Parts of the exercise –
1. From the forum thread about Xcode build errors, quote the passage starting at "Just to confirm, you" and ending at "build using xcode...".
2. In the forum thread about Xcode build errors, which framework is guessed to be missing from the build?

Provided passage –
┄┄┄┄┄┄┄┄┄┄┄┄┄┄┄┄┄┄┄┄

Just to confirm, you are still having trouble adding this to master? Or are you able to get it working in both the 3.1 branch and master?
@clayjohn
I just tried again with the latest version (3.2), and it failed when trying to build using xcode...
I started from the beginning after pulling from master, so I'm pretty sure I did everything correctly.
I got the following errors:
Showing All Issues
Undefined symbol: _z_error
Undefined symbol: _OBJC_CLASS_$_ARSession
Undefined symbol: _z_verbose
Undefined symbol: _OBJC_CLASS_$_ARWorldTrackingConfiguration
Hmmm AR stuff... Better bring in @BastiaanOlij
I'm guessing that is because the ARKit framework isn't being compiled in, seeing the ARCore code is part of the build unless you exclude the module when compiling it needs to be linked with the framework included even if you're not using it.
Xcode is pretty annoying that when you turn a component off it also starts removing the included frameworks and you need to manually add them back in. It should work correctly when you export the project anew from Godot but if you change things in Xcode or reuse the Xcode project you've been using there is a good change the settings are removed or missing.

┄┄┄┄┄┄┄┄┄┄┄┄┄┄┄┄┄┄┄┄

Data supplied –
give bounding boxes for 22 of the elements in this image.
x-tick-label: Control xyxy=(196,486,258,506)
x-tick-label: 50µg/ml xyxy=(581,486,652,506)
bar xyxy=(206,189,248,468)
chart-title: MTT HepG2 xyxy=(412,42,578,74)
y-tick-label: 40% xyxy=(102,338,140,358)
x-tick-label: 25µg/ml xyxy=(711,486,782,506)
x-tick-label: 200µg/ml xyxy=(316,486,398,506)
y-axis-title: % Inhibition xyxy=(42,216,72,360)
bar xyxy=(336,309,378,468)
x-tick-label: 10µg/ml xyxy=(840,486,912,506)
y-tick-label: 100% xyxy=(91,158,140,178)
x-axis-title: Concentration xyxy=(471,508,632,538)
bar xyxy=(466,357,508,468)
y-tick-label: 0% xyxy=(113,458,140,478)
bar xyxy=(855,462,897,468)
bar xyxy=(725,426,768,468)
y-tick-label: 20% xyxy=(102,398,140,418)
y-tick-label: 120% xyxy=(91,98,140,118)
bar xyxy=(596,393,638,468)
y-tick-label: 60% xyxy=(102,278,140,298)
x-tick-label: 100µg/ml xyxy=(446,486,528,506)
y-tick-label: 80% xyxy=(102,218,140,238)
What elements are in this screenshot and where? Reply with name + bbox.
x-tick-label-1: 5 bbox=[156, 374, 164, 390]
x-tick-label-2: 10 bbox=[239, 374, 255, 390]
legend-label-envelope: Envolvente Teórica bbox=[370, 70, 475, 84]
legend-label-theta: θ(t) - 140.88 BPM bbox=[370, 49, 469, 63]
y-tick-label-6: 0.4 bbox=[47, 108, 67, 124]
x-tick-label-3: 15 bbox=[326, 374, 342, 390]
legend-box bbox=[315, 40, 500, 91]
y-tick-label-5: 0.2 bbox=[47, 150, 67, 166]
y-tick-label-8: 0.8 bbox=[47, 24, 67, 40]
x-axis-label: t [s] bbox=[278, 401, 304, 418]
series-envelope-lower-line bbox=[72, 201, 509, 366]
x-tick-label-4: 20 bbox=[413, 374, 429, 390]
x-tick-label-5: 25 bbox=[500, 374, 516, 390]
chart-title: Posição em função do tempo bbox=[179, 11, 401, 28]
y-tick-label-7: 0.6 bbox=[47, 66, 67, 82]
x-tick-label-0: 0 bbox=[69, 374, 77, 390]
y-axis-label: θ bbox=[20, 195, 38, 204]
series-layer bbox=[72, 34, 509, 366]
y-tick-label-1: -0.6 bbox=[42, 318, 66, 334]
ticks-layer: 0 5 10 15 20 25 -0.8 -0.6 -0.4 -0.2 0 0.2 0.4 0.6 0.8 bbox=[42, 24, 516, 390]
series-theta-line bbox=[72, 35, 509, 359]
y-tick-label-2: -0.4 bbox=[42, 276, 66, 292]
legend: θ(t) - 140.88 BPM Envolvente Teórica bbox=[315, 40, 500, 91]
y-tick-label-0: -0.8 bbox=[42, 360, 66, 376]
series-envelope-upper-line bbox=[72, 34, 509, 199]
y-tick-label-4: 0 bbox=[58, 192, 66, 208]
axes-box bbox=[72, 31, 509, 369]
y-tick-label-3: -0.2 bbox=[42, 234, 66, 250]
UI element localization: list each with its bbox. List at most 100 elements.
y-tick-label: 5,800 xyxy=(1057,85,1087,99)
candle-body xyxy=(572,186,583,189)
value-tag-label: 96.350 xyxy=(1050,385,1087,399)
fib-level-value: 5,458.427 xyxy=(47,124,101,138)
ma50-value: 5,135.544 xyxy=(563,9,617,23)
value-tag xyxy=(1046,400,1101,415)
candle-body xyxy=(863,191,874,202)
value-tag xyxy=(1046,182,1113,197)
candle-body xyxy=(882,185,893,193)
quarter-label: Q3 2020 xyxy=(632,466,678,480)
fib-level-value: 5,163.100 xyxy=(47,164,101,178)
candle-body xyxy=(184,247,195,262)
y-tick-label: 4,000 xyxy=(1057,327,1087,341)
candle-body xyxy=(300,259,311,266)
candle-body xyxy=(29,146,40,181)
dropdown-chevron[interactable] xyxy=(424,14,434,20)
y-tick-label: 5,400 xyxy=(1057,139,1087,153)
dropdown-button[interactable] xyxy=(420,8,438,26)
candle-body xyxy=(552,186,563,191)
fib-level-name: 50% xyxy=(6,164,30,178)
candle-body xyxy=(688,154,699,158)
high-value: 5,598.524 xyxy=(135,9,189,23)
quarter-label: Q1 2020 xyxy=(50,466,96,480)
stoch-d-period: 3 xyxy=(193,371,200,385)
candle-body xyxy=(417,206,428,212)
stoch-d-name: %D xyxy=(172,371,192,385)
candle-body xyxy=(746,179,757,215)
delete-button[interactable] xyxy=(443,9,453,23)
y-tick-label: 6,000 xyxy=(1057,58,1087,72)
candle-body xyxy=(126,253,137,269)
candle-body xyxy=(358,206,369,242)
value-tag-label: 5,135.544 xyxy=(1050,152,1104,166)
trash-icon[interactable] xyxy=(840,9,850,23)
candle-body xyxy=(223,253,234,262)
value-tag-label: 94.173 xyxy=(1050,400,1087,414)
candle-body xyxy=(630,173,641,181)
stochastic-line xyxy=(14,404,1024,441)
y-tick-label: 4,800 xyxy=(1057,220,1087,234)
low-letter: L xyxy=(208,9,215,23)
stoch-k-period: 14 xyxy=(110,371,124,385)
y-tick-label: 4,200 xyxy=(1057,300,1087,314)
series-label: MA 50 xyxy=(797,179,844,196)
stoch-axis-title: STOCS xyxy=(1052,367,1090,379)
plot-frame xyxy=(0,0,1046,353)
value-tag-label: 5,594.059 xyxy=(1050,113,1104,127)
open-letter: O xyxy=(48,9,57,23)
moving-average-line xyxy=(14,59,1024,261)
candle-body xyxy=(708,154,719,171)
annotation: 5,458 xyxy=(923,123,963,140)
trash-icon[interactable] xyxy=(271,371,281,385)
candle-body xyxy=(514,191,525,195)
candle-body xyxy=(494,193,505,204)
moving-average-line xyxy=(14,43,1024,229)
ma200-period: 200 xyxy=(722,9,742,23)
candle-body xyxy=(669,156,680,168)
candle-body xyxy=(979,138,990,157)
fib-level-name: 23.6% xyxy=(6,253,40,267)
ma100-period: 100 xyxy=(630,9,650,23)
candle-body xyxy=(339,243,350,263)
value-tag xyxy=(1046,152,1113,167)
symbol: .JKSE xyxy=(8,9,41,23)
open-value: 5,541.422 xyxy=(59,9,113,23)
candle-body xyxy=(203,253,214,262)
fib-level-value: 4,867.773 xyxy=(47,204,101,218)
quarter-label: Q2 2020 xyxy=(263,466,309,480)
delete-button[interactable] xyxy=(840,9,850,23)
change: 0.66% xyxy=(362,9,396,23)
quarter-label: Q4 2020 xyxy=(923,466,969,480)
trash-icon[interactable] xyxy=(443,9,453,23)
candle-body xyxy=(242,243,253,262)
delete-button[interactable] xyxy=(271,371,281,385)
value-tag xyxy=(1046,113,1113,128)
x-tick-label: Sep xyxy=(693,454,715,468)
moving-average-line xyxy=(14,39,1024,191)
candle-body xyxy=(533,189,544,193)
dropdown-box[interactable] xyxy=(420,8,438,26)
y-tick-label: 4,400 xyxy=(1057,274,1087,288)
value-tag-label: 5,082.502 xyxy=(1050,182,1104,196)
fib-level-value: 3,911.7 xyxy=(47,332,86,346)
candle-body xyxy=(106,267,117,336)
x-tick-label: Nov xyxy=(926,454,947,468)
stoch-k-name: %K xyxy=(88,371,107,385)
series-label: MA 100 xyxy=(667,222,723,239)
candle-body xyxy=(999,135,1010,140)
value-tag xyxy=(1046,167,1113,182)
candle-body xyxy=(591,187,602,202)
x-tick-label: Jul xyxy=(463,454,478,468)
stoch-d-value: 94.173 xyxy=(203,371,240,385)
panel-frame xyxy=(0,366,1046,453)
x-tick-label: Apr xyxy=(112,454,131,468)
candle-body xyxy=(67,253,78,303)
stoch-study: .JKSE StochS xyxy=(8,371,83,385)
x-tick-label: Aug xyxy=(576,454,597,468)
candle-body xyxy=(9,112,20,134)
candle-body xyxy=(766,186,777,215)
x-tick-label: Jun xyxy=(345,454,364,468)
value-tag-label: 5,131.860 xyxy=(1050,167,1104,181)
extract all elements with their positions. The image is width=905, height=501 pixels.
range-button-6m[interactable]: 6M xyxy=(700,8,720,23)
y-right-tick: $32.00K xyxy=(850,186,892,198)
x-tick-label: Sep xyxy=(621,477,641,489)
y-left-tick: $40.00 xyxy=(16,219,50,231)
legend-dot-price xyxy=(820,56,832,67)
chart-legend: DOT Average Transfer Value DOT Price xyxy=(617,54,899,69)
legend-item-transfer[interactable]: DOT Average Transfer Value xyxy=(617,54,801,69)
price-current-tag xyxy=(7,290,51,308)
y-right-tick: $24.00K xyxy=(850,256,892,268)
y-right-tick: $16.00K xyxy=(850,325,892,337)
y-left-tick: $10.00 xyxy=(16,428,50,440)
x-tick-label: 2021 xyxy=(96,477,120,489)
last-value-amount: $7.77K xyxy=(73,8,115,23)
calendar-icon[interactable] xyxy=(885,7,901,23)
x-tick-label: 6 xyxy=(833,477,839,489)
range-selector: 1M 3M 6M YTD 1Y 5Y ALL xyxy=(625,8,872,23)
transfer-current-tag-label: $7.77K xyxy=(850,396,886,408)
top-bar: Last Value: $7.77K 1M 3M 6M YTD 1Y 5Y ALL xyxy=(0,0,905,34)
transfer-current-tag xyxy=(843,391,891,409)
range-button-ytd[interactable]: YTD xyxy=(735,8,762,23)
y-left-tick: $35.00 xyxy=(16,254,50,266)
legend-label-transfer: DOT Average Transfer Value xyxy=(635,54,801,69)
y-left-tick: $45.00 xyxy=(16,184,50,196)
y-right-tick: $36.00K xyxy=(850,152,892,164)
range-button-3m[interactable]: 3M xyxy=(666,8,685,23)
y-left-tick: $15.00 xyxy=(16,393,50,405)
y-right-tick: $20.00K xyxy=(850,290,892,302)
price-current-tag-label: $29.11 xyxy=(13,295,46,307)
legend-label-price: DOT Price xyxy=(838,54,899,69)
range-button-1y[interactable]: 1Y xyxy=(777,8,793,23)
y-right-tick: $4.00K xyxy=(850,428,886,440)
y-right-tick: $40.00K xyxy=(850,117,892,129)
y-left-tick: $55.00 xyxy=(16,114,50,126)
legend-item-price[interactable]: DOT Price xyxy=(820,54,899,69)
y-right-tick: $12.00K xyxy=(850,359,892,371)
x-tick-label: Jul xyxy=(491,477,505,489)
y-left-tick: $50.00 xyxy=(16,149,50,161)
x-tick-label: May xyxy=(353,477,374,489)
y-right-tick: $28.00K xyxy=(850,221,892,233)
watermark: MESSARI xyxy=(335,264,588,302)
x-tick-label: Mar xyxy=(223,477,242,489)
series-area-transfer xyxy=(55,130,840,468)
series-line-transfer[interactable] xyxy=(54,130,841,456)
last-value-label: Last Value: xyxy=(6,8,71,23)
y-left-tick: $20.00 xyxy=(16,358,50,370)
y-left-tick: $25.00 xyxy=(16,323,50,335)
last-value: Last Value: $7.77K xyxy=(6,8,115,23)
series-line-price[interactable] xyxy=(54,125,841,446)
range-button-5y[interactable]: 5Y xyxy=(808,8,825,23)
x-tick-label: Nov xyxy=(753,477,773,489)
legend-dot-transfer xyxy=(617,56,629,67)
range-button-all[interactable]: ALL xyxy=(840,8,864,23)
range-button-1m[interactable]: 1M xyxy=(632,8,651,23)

┄┄┄┄┄┄┄┄┄┄┄┄┄┄┄┄┄┄┄┄

Set of answers –
1.
Just to confirm, you are still having trouble adding this to master? Or are you able to get it working in both the 3.1 branch and master?
@clayjohn
I just tried again with the latest version (3.2), and it failed when trying to build using xcode...

2. The ARKit framework.